Problem to work on:
Format the lines from the line containing "Where is each element in this 1020x638" through the line containing "log-fee-label: 手续费 — [395, 360, 437, 376]", both included, as a Markdown table with the columns Row and Line, giving each line its row number and leaving out blank lines.

## begin Supplied entries

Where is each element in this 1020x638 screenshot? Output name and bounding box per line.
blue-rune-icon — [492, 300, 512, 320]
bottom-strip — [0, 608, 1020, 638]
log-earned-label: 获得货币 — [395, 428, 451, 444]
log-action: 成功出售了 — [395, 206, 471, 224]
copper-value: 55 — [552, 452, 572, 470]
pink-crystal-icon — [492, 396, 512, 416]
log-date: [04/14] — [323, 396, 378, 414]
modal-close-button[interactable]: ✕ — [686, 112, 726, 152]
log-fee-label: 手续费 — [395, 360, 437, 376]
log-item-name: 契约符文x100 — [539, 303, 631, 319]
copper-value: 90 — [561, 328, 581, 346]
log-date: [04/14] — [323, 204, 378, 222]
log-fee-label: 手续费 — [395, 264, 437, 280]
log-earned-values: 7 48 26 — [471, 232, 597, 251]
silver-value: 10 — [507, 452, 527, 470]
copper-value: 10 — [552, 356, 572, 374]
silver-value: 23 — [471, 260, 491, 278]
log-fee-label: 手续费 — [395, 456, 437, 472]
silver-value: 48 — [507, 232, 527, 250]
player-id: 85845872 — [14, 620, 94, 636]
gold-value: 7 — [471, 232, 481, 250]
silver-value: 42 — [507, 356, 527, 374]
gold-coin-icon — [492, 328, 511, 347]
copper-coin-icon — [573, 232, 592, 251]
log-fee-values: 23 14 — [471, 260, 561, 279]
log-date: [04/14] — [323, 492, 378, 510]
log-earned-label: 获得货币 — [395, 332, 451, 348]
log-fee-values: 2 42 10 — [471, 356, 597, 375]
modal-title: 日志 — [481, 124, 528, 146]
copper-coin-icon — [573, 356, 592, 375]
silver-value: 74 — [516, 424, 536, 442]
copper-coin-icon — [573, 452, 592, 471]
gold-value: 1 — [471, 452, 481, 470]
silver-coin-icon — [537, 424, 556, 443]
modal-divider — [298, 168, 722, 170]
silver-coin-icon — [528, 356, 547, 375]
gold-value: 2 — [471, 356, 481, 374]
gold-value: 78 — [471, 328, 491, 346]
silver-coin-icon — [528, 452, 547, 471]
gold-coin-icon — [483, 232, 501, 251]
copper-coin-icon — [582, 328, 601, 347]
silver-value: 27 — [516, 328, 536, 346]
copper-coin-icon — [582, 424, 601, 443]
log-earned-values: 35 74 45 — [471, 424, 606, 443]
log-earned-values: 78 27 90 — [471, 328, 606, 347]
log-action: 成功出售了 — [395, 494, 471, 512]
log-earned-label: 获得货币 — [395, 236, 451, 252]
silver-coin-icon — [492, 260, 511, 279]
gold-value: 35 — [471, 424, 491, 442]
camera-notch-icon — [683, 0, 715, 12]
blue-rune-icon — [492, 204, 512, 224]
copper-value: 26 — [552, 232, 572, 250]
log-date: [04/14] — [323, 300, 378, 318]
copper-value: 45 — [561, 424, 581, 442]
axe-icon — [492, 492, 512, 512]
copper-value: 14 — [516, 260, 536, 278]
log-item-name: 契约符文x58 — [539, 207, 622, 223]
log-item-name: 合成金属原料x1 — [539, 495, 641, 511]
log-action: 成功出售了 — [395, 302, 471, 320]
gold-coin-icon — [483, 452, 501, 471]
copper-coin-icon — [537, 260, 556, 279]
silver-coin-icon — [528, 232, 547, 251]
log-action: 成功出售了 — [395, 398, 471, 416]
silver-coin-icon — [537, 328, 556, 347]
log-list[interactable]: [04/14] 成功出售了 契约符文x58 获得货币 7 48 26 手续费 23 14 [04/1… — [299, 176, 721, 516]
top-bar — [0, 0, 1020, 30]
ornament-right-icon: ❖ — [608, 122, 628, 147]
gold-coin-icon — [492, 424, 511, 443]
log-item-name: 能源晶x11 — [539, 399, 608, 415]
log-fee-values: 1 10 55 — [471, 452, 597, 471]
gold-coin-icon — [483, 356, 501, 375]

## end Supplied entries
## begin Supplied entries

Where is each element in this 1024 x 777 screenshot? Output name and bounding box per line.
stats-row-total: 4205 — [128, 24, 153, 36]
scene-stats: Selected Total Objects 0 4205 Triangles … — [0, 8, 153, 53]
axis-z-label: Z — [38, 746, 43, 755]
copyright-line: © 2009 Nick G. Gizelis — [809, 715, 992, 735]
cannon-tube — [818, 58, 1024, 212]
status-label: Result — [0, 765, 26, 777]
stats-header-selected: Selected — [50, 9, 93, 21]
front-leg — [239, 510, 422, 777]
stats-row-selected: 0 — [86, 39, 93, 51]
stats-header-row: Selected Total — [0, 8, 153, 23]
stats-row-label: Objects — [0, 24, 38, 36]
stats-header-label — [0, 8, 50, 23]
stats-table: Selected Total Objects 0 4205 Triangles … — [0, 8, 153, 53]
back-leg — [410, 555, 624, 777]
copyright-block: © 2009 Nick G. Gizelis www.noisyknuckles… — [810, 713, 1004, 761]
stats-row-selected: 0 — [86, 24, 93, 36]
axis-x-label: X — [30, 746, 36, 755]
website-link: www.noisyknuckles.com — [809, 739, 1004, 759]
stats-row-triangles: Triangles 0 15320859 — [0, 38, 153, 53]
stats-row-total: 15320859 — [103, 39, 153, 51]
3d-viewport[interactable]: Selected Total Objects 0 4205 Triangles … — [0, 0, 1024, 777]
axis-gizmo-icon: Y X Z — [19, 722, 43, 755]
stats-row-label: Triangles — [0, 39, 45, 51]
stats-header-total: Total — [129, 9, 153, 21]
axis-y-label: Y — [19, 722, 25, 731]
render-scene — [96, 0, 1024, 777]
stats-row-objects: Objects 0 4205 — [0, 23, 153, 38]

## end Supplied entries
## begin Supplied entries

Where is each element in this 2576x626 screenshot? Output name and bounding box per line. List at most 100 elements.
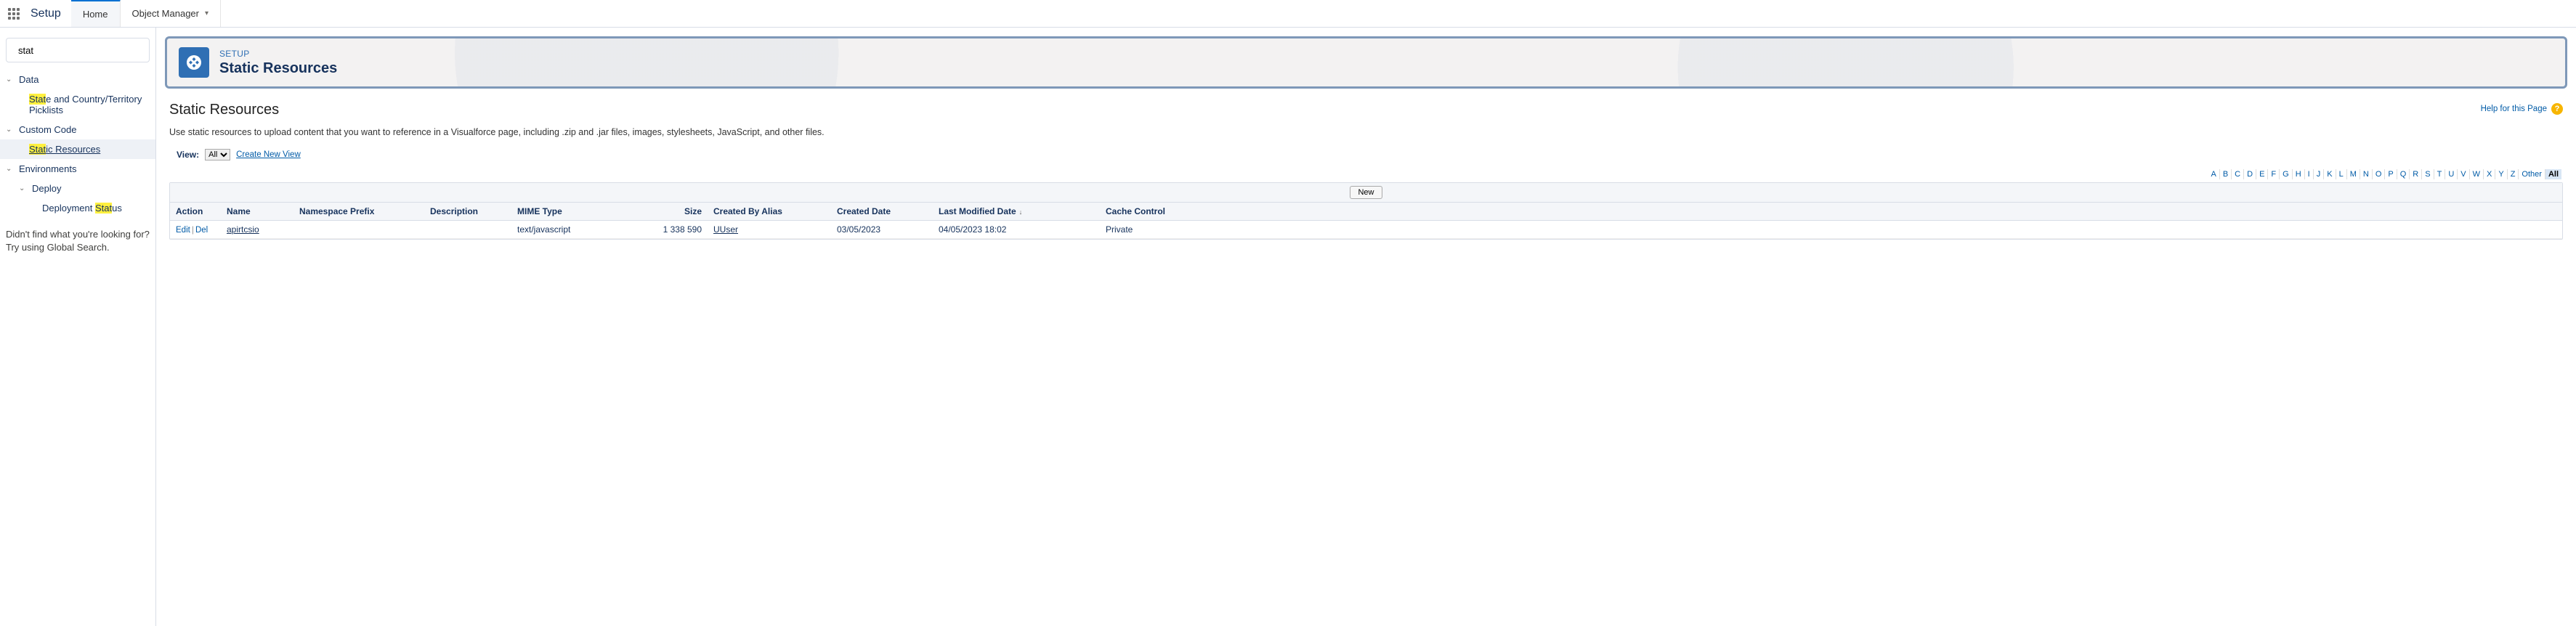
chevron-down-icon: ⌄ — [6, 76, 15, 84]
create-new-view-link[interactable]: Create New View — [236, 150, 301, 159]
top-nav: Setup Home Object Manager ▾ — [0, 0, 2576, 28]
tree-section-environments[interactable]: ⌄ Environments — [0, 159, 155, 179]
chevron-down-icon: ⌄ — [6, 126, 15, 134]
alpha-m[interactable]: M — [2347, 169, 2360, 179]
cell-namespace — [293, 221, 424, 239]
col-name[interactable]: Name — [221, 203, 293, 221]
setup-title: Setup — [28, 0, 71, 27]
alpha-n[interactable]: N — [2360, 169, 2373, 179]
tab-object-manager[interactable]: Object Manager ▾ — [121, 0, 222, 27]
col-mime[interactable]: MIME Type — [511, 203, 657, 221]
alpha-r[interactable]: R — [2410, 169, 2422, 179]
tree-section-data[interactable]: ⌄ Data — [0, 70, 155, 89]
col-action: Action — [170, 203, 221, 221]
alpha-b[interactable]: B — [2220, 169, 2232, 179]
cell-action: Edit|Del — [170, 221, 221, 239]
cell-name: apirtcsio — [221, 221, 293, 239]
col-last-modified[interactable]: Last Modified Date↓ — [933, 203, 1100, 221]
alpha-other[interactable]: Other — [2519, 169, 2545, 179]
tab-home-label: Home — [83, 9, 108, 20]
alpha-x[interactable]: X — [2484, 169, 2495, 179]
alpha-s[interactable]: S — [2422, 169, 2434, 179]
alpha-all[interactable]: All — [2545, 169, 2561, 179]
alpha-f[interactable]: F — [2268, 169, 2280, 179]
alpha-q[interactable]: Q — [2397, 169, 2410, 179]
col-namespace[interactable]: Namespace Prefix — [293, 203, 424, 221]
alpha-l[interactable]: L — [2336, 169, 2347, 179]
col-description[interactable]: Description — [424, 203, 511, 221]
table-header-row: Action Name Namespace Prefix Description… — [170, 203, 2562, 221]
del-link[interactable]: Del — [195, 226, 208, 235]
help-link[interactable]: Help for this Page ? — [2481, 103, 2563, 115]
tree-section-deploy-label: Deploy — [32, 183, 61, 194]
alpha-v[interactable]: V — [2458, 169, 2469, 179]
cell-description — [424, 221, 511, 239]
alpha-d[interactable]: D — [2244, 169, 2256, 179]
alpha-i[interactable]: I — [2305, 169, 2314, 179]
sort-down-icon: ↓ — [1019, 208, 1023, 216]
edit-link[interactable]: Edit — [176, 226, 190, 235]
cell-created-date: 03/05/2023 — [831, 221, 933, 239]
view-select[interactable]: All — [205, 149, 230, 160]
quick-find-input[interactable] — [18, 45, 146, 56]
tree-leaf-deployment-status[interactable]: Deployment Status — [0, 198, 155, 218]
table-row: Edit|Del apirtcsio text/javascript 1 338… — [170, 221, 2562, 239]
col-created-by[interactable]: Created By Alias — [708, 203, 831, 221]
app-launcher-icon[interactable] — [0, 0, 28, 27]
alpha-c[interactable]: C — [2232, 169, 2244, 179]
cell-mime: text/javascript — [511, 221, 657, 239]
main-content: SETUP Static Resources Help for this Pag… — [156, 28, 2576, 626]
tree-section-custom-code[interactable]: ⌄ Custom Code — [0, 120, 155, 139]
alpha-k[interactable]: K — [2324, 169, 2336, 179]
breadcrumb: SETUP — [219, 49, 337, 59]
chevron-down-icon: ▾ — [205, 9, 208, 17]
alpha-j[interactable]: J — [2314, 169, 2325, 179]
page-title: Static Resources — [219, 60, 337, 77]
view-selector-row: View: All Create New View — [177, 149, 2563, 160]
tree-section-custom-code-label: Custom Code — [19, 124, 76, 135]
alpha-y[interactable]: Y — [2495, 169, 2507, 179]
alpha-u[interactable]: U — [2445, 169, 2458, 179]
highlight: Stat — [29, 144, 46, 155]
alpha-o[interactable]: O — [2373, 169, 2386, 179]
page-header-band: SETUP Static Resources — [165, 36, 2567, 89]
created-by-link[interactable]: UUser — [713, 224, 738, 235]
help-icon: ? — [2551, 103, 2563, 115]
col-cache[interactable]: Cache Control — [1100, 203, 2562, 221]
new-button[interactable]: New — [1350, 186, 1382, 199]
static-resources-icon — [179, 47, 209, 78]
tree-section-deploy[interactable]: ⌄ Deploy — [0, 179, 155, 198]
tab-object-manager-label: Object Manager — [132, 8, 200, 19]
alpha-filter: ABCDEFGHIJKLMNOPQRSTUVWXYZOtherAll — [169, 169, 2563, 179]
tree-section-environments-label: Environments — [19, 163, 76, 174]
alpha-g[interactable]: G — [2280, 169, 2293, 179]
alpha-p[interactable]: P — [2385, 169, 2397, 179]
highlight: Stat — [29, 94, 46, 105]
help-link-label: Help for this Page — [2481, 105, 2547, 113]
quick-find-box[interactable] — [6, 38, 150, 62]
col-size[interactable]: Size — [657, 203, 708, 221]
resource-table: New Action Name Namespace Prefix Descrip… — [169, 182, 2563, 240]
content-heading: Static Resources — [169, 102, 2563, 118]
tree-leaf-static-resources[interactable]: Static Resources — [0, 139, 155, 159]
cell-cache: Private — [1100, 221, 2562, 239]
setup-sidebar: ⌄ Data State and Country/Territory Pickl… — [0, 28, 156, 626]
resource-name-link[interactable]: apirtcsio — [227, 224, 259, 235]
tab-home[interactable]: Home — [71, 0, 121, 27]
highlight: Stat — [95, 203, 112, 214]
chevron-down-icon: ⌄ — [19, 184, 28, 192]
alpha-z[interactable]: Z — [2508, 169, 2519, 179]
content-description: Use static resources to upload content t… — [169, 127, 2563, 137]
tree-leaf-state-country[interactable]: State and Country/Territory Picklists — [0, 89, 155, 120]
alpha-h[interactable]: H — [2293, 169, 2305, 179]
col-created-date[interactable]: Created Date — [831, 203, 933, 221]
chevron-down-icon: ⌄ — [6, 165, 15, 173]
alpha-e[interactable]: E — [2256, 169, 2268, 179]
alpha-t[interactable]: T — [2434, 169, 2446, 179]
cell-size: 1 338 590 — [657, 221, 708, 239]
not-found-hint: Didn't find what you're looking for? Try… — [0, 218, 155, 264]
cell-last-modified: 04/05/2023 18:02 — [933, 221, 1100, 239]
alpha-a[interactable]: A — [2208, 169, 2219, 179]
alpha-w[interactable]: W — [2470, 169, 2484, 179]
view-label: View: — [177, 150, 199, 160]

## end Supplied entries

Task solution:
| Row | Line |
|---|---|
| 1 | Where is each element in this 1020x638 screenshot? Output name and bounding box per line. |
| 2 | blue-rune-icon — [492, 300, 512, 320] |
| 3 | bottom-strip — [0, 608, 1020, 638] |
| 4 | log-earned-label: 获得货币 — [395, 428, 451, 444] |
| 5 | log-action: 成功出售了 — [395, 206, 471, 224] |
| 6 | copper-value: 55 — [552, 452, 572, 470] |
| 7 | pink-crystal-icon — [492, 396, 512, 416] |
| 8 | log-date: [04/14] — [323, 396, 378, 414] |
| 9 | modal-close-button[interactable]: ✕ — [686, 112, 726, 152] |
| 10 | log-fee-label: 手续费 — [395, 360, 437, 376] |